Locate the word "Yamaha" in the material, then show every line that holds it.

-- BEGIN --

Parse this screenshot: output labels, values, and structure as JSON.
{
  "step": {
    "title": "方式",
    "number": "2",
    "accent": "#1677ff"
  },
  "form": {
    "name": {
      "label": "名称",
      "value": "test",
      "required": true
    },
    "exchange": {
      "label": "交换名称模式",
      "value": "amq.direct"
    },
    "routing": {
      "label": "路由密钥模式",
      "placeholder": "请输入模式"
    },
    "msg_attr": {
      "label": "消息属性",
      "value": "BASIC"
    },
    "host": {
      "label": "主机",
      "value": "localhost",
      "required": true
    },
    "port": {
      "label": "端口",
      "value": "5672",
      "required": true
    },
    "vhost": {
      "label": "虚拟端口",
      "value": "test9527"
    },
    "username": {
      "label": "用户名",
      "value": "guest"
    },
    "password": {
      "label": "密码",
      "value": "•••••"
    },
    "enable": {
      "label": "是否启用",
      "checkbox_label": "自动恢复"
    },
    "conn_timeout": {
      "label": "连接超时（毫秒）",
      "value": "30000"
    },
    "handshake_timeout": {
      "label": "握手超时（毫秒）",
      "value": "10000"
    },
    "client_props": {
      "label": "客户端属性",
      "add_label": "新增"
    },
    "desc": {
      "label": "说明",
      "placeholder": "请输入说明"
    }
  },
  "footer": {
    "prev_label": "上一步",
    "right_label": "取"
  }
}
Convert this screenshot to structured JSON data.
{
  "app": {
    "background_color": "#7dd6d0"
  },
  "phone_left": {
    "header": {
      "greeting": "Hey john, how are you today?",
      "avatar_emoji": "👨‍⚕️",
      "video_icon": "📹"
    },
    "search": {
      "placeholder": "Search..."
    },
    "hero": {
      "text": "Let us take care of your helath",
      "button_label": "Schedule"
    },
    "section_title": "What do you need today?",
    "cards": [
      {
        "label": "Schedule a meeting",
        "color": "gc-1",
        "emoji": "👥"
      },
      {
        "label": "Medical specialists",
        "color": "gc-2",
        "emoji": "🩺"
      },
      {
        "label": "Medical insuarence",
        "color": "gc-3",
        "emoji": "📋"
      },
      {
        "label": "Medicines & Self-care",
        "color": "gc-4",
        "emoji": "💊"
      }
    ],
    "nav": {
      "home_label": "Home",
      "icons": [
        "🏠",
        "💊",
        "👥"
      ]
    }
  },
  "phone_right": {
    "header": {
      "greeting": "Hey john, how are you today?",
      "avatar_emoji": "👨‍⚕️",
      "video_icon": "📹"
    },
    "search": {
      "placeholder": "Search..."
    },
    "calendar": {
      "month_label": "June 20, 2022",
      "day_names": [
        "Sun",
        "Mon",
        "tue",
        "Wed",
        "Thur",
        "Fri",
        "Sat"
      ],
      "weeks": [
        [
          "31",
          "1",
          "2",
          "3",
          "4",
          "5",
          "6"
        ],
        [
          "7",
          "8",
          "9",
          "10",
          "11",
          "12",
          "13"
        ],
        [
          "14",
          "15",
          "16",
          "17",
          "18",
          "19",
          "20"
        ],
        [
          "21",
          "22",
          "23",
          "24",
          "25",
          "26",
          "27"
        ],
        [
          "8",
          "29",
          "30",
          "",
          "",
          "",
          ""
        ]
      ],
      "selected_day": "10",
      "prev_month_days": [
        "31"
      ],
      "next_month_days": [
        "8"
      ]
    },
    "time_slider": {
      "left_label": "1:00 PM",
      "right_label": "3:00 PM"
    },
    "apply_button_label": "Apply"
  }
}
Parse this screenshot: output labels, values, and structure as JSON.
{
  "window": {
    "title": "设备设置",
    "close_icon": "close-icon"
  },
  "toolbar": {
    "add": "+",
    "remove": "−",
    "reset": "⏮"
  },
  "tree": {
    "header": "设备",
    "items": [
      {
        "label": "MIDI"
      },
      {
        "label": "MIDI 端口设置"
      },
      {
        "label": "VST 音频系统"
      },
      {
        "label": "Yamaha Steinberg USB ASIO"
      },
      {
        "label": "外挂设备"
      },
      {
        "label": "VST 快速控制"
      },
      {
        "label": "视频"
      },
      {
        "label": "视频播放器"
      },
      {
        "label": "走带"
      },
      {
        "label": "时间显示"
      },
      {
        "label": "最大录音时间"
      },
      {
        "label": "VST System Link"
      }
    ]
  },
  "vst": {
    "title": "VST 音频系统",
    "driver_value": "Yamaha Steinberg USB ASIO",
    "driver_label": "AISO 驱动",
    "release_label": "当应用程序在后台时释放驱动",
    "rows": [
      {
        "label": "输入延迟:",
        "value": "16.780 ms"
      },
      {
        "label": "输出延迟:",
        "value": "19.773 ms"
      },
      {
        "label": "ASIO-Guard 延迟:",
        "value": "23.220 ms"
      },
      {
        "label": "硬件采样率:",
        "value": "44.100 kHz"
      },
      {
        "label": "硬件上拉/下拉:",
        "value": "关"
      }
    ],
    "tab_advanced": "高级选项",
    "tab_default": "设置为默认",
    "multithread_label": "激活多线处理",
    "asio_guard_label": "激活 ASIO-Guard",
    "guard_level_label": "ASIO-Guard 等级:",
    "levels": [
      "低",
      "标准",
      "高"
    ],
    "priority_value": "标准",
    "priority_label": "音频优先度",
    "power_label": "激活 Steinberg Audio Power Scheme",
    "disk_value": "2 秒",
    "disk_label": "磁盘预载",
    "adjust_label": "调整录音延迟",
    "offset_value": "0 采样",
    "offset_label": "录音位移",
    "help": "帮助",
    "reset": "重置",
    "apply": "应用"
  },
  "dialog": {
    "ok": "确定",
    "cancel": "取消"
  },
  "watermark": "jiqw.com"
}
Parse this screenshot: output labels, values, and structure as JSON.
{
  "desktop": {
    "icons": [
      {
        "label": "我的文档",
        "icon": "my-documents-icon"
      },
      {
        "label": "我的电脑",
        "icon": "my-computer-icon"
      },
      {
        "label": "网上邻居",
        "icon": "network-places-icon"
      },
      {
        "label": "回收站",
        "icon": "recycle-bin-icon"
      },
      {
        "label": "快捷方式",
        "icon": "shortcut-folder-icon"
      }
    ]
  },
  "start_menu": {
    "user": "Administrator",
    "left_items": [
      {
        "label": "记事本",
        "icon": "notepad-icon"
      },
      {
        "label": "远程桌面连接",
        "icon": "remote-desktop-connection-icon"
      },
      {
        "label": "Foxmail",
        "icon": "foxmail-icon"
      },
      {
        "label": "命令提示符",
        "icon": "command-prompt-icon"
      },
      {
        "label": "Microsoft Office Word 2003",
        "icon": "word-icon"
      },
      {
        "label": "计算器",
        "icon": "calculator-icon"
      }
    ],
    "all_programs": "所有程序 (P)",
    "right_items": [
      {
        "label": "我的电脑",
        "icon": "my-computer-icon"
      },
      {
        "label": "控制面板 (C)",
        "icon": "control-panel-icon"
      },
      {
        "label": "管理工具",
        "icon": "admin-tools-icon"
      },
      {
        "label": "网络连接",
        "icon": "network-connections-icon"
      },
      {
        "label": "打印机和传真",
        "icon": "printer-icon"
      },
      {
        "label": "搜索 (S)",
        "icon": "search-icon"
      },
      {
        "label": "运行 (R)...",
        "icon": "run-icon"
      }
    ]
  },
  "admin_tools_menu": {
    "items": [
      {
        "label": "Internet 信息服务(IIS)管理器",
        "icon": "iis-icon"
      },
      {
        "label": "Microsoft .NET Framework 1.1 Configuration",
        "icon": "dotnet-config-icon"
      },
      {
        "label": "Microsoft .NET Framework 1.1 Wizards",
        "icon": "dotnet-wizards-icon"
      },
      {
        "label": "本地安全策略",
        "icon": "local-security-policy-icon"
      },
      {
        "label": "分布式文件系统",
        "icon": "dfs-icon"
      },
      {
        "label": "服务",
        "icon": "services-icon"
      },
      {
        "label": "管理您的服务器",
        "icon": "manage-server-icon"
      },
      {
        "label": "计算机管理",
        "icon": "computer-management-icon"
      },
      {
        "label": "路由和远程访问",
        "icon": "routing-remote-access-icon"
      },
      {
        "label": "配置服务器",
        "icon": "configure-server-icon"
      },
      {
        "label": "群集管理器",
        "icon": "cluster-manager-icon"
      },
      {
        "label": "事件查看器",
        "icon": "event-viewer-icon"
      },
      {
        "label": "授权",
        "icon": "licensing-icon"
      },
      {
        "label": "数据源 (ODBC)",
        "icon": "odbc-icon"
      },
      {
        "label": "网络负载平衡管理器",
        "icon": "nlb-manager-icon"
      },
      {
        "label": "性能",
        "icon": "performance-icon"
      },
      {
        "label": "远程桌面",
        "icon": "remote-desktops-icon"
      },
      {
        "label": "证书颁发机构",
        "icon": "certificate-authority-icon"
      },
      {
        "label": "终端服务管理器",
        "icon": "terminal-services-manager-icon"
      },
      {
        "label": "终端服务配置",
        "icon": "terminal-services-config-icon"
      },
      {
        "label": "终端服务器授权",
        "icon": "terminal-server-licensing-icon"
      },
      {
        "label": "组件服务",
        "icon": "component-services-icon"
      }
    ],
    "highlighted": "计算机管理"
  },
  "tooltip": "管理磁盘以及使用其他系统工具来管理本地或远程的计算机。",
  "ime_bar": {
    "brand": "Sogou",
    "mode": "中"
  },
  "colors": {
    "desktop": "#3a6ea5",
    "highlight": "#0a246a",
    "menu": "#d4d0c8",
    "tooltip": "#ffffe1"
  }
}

-- END --

COMPLETED TASK ▸
        "label": "Yamaha Steinberg USB ASIO"
    "driver_value": "Yamaha Steinberg USB ASIO",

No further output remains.